**TEXT SHOWN:**
Migraine treatment in midlife isn’t completely different, but the focus shifts. We’re continuing to use medications we know are effective, like triptans, while using newer target therapies when indicated. However, we also pay much closer attention to trying to stabilize hormonal shifts. Here is a list of current medications used to treat migraines during perimenopause and menopause:
●Acute: Triptans, NSAIDs and gepants.
●Preventive: CGRP monoclonal antibodies and gepant preventives.
●Mini-prevention: For patients who are still having menstrual cycles, and whose migraine patterns are linked to their cycles, perimenstrual triptan and NSAID strategies are first-line treatments.
We also focus on improving sleep, stress management and lifestyle factors that may be contributing to migraines. Often, it is a combination of effective medication and lifestyle management that can make the biggest difference in a patient.
How do menopausal hormone therapy (MHT) and hormonal contraception affect migraine?
Hormones can either help or worsen migraines, and the difference often comes down to stability. We typically favor transdermal estrogen and take a “start low, go slow’” approach to avoid triggering symptoms. It’s very individualized, but steady hormone delivery is usually better tolerated than fluctuating levels. Here’s a breakdown of how MHT and hormonal contraception tend to affect migraine.
●MHT: Transdermal estrogen (steady dosing) is preferred and may improve migraines. However, MHT worsens migraine in some. This is more likely to be the case in migraine with aura.
●Oral estrogen: There is more hormonal fluctuation with oral estrogen, which can worsen migraine. It also carries a chance of worsening triglycerides and higher vascular risk.
●Progesterone: Generally neutral. It must be included for MHT in anyone with a uterus.
●Combined hormonal contraception: We avoid combined hormonal contraception in migraine with aura due to stroke risk. Continuous/extended regimens may help menstrual migraine in appropriate patients.
When is it best to refer, and to whom: headache specialist or women’s health/menopause specialist?
Most migraines in midlife can be managed in primary care, but referral is helpful when symptoms are severe or not improving. If the pattern is clearly hormonal, the patient has significant vasomotor or genitourinary symptoms, or is considering MHT, an ob-gyn or menopause specialist can help.
A headache specialist is key for more complex or treatment-resistant cases where there may be diagnostic uncertainty, medication overuse and aura changes. For patients with persistent symptoms, a team-centered approach is often the most effective path forward.
Many patients benefit from both, especially if migraines are hormonally sensitive.
What should be included in the referral?
●Headache phenotype (with/without aura), frequency, disability
●Timeline relative to menstrual/hormonal changes
●Prior and current treatments (doses, responses, adverse effects)
●Comorbidities (mood, sleep, vascular risk factors)
●Current hormone use or plans for MHT
●Red flag evaluation already completed
What does an ideal shared-care model look like between ob-gyn and headache specialist?
An ideal model is team-based, with ob-gyns focusing on hormonal stability and gynecologic risks and a headache specialist managing migraine-specific therapies. Our shared goals are to minimize hormonal fluctuations, avoid contraindications (e.g., estrogen in aura with high vascular risk), coordinate medication changes and monitor outcomes with a unified plan. We work very well together and can now use in person consult, e-consults and virtual care consults to meet patients where they are.

**RECORDS:**
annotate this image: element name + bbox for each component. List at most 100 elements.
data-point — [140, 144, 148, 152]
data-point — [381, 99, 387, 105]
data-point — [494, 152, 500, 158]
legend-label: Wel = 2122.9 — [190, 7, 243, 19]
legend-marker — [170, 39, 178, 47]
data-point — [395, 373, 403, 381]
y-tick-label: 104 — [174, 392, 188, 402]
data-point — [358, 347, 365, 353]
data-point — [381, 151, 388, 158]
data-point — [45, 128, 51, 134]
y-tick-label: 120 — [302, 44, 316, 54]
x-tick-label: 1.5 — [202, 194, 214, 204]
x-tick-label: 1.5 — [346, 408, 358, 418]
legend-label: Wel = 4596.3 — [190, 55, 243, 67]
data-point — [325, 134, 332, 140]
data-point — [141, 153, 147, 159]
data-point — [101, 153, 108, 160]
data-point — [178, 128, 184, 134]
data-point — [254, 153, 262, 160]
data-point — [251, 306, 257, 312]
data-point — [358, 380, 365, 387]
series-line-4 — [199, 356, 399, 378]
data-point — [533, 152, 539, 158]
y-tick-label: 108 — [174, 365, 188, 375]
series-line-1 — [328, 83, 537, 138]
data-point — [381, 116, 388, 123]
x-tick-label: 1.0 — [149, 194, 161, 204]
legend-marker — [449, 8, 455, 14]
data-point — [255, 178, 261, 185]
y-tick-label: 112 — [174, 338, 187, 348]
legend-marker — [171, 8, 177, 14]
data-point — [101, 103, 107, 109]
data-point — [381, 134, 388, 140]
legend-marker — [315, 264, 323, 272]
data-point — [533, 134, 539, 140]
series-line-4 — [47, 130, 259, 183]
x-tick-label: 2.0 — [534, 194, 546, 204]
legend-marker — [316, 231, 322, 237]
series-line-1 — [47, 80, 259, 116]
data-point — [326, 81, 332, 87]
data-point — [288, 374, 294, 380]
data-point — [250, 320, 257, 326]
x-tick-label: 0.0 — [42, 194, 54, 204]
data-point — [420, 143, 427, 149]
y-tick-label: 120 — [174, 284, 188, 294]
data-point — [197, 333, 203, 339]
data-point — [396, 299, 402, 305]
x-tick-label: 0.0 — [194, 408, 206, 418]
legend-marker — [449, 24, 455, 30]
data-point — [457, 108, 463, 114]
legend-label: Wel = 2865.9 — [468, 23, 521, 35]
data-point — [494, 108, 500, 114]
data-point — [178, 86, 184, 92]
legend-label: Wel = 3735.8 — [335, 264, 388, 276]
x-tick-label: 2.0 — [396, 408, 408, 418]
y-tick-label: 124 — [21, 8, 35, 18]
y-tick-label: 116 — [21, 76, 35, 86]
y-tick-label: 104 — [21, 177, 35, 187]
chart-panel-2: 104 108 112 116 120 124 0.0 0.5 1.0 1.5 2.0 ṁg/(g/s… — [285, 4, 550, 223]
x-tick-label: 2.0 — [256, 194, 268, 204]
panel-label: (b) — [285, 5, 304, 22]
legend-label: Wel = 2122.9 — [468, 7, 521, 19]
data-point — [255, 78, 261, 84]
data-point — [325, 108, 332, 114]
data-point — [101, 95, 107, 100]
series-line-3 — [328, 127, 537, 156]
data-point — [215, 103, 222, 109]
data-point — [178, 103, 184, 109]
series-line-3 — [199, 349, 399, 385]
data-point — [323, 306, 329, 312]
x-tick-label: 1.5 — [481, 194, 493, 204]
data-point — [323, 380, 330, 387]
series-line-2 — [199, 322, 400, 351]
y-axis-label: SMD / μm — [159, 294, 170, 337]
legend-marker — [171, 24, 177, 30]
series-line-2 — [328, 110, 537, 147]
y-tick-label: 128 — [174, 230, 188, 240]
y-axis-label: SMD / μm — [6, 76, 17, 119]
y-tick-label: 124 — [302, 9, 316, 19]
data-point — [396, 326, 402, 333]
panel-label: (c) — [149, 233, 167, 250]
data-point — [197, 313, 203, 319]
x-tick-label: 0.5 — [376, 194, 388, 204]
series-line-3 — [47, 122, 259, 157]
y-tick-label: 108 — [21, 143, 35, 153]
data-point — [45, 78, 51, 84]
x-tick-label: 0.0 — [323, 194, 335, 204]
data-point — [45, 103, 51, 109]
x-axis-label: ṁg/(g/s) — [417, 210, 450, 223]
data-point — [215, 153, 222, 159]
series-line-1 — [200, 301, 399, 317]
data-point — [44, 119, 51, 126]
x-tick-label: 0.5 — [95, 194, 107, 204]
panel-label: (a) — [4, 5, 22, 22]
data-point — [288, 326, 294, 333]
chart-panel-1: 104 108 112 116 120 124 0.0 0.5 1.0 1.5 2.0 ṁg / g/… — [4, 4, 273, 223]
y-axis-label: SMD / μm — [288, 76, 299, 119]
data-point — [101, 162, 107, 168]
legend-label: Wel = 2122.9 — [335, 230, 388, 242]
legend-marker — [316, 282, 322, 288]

**WORK ORDER 1:**
In the midlife migraine text, which form of estrogen is preferred for menopausal hormone therapy?
**WORK ORDER 2:**
Quote the midlife migraine text word for word, starting with "Most migraines in" and going on through "specialist can help.".
The items are separate material from the midlife migraine text.

**TASK OUTPUT 1:**
Transdermal estrogen, given in steady doses.

**TASK OUTPUT 2:**
Most migraines in midlife can be managed in primary care, but referral is helpful when symptoms are severe or not improving. If the pattern is clearly hormonal, the patient has significant vasomotor or genitourinary symptoms, or is considering MHT, an ob-gyn or menopause specialist can help.